(Records from a collection)
★ ★ ★ ★ ★ ★ ★
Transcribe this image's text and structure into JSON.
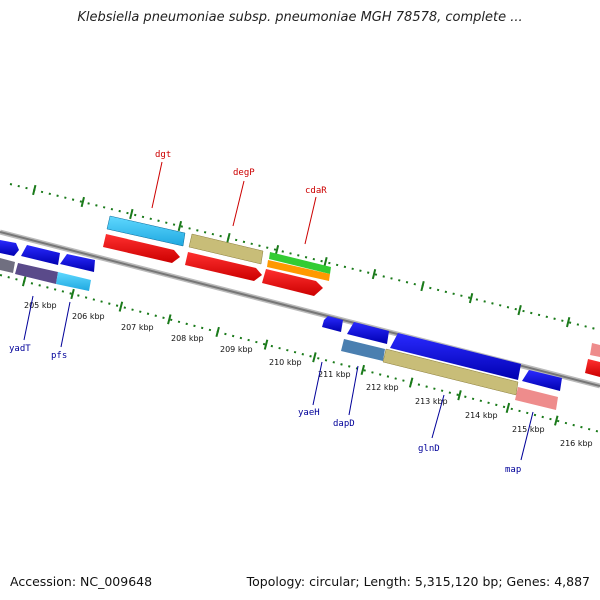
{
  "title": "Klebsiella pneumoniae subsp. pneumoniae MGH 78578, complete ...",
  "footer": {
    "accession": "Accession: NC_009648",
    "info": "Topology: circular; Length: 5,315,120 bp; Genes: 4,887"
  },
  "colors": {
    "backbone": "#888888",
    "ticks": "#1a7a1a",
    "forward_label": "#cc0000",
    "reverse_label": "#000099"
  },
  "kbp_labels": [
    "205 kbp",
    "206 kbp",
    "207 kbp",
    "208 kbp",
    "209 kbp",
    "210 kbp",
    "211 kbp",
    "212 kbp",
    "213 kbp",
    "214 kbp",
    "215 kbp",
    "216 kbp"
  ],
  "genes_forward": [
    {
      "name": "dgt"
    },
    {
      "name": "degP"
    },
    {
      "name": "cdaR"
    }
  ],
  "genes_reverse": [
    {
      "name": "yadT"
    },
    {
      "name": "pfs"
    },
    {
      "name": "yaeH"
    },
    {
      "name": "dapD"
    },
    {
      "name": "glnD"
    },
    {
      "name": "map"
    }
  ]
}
★ ★ ★ ★ ★ ★ ★
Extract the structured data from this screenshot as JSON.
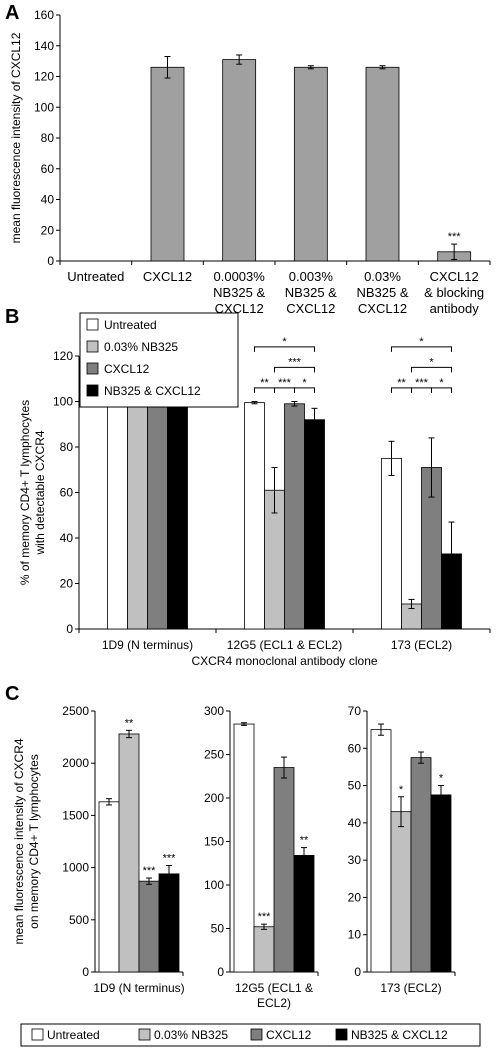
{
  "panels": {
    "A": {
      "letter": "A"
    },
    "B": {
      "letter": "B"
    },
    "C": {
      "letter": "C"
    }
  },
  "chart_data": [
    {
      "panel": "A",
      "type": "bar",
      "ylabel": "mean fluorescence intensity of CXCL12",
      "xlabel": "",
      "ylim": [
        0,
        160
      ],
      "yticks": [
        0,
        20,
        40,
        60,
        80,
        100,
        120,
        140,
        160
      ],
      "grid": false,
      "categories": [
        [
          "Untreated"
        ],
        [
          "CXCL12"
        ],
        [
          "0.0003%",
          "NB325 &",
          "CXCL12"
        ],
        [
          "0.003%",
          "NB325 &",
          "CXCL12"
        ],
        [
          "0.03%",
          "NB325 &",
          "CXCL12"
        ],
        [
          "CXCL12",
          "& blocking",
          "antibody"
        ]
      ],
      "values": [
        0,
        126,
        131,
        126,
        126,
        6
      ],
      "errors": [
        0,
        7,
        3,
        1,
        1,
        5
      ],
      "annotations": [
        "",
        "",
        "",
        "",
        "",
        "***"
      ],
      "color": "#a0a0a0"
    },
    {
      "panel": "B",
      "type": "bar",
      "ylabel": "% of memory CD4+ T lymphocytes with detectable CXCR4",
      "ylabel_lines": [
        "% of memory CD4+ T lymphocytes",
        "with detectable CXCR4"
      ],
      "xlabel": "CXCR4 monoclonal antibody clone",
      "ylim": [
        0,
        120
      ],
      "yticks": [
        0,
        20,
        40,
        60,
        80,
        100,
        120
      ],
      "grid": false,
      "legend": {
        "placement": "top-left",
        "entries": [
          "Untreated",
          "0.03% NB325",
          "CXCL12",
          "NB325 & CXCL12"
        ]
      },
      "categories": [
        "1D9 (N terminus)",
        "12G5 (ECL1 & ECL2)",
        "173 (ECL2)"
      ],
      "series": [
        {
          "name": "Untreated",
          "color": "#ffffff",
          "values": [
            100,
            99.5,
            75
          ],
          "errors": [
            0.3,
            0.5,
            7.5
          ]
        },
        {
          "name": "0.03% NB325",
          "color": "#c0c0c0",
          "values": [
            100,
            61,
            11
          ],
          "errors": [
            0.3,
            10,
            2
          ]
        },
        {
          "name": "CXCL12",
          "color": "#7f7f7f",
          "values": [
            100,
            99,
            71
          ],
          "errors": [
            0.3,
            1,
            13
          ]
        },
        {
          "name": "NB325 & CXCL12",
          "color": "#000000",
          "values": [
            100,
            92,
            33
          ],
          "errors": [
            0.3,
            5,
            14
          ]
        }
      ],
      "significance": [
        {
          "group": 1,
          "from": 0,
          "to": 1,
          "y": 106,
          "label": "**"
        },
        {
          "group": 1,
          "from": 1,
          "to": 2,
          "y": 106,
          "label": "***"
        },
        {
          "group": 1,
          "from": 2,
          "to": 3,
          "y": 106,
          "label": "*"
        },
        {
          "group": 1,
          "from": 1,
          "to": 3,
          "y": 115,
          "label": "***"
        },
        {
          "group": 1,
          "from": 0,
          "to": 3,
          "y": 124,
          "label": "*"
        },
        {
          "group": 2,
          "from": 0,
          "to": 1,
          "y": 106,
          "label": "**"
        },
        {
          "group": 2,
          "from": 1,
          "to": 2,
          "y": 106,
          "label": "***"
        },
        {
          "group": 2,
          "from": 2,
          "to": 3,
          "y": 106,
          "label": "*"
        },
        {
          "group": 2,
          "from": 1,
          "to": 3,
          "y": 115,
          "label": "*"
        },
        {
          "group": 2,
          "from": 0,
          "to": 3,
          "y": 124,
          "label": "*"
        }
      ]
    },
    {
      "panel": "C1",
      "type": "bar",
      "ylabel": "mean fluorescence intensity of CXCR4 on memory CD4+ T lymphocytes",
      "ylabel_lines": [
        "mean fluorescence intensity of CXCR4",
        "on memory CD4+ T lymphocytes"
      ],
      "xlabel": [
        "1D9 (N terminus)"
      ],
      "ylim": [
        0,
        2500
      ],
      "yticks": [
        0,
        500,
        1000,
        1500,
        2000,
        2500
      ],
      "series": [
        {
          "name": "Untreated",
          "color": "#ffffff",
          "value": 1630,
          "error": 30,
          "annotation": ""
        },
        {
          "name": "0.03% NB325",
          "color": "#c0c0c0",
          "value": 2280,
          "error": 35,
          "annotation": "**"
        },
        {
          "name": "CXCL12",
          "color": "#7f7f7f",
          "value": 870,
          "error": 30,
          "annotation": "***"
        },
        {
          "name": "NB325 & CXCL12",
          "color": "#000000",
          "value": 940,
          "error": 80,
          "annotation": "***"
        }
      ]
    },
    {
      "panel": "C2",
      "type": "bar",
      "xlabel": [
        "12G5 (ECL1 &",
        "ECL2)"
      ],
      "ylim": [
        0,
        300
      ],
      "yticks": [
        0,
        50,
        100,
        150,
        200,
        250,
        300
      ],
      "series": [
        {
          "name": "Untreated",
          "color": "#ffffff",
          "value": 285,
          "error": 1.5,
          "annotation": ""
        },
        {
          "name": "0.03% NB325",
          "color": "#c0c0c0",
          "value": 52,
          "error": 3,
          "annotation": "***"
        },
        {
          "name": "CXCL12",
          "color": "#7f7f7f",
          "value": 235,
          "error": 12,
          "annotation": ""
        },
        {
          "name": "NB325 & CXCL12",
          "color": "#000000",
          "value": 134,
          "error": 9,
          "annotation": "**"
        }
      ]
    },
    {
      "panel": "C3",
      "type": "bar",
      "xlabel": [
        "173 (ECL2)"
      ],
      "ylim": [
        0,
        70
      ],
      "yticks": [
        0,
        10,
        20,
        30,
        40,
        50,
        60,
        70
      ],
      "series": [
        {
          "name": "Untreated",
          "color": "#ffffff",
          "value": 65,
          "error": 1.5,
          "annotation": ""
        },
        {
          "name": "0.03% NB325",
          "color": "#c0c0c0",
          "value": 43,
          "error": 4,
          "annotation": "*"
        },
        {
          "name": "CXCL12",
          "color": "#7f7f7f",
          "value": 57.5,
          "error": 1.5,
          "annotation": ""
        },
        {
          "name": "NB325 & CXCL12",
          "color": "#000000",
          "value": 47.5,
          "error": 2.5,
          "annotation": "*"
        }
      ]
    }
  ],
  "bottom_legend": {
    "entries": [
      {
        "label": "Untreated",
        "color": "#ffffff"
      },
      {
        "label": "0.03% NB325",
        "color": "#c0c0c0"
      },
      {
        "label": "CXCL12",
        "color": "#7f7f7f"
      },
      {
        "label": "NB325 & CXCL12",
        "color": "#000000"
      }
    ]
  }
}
★ ★ ★ ★ ★ ★ ★
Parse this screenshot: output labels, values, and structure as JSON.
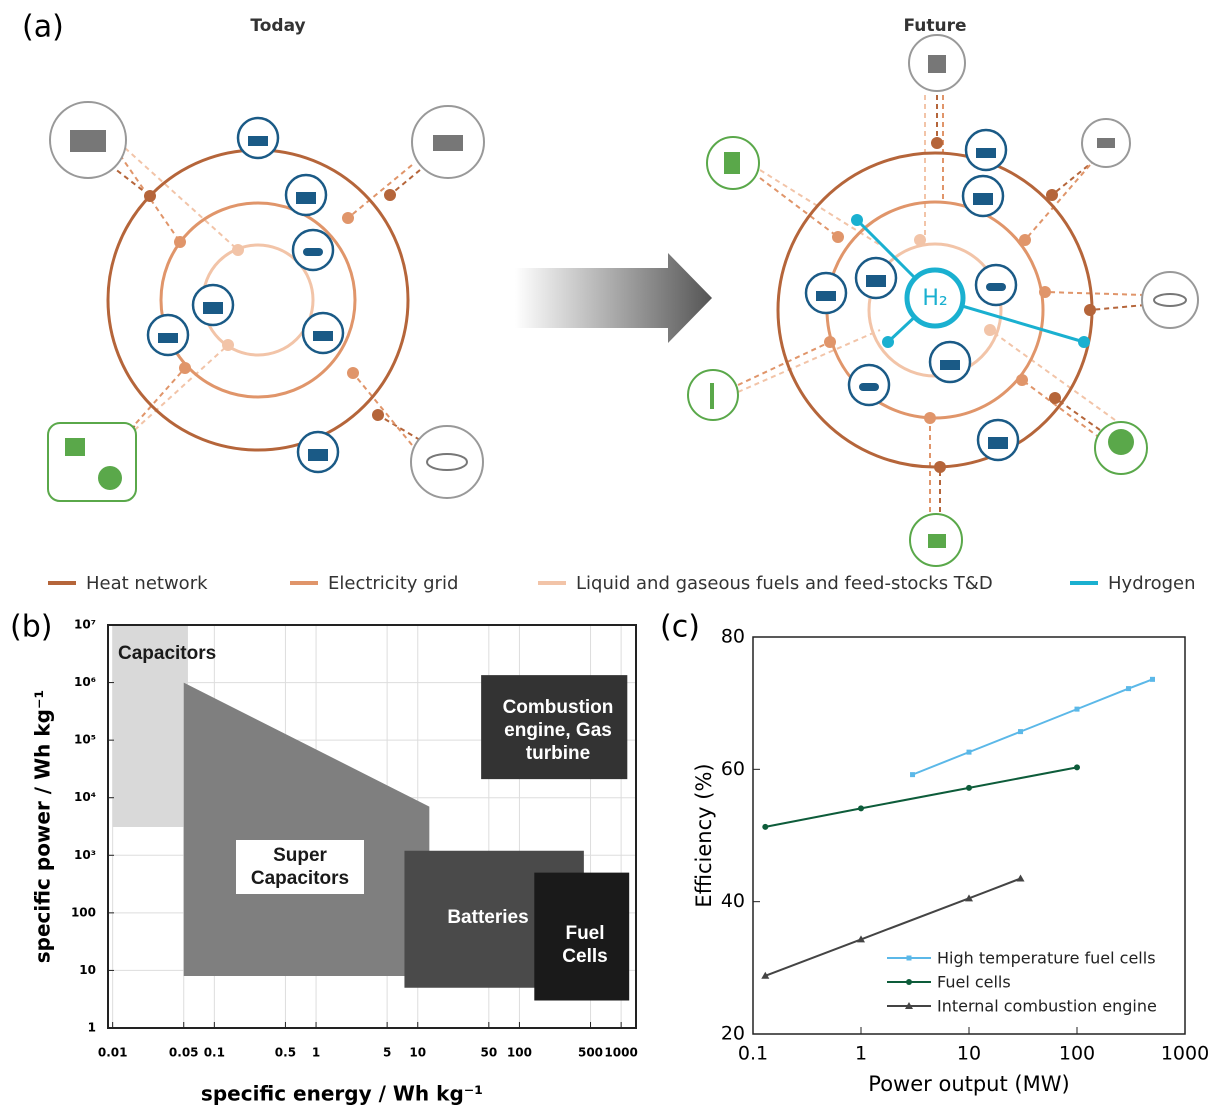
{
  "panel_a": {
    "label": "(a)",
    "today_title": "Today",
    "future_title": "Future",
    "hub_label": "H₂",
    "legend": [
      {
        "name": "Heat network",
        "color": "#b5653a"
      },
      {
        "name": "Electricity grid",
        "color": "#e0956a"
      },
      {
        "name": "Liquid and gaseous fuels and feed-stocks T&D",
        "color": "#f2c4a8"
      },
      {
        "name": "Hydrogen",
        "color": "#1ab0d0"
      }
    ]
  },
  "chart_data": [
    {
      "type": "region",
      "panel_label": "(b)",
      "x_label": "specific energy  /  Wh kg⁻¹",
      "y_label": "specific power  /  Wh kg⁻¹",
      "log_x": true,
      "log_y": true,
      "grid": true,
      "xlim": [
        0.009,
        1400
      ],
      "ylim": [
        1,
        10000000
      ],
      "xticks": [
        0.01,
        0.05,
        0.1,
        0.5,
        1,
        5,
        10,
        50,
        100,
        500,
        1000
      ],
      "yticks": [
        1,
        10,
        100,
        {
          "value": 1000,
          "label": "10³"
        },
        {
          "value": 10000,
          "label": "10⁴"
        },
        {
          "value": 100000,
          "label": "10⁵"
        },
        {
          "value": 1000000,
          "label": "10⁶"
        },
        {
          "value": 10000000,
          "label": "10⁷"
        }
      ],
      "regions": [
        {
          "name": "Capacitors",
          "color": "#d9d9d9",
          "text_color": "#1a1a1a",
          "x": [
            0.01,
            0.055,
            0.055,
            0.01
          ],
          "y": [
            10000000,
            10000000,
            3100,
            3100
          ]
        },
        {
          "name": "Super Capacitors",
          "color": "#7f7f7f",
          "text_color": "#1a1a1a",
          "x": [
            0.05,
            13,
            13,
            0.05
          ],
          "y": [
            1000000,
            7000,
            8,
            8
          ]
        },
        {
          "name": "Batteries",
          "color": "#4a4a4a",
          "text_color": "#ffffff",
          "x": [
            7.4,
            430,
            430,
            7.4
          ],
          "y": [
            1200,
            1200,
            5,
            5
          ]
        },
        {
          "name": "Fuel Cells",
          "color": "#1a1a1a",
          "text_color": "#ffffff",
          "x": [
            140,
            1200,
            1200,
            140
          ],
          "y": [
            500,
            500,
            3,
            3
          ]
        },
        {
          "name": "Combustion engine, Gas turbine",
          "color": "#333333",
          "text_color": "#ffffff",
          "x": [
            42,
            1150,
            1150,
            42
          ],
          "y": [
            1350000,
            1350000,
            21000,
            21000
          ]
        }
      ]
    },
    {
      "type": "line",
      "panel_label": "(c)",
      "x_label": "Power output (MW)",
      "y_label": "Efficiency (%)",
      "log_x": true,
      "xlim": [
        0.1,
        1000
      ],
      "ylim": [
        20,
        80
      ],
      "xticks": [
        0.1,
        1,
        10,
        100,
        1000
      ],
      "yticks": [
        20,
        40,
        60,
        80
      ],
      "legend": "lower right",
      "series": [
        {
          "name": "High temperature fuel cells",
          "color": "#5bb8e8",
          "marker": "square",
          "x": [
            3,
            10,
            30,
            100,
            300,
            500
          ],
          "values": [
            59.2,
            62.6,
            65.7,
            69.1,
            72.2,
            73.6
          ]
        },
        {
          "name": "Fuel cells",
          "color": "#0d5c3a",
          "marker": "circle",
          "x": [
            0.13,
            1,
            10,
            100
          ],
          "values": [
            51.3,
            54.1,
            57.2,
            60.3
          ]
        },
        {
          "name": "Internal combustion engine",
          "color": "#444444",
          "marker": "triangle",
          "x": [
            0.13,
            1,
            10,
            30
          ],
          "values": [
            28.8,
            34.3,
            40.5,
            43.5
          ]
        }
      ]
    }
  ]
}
★ ★ ★ ★ ★ ★ ★
» Required action:
Say how many lines in the records hold the string "antibody", and say nothing else.

» Response to this exercise:
2